Data:
......

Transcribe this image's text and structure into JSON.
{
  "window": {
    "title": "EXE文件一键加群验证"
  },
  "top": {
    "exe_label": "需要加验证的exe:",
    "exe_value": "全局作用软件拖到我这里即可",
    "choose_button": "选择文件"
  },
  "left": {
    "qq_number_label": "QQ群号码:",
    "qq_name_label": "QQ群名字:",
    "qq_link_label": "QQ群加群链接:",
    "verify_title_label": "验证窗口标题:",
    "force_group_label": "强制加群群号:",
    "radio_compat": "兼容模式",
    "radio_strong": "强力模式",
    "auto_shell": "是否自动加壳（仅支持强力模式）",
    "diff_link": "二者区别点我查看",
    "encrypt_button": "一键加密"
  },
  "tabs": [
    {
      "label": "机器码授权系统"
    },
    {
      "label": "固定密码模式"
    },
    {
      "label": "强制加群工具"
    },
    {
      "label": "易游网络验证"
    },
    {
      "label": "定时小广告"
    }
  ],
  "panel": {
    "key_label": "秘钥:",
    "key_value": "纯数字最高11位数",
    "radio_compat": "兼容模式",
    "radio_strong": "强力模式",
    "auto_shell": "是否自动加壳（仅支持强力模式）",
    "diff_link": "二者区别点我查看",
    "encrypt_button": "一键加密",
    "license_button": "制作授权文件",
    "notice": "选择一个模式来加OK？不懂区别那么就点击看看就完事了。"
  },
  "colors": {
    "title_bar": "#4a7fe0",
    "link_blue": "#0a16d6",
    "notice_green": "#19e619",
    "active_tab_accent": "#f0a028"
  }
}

......

Task prompt:
Search the lines above for the string "一键加密", then show every one that has it.

Result of the task:
    "encrypt_button": "一键加密"
    "encrypt_button": "一键加密",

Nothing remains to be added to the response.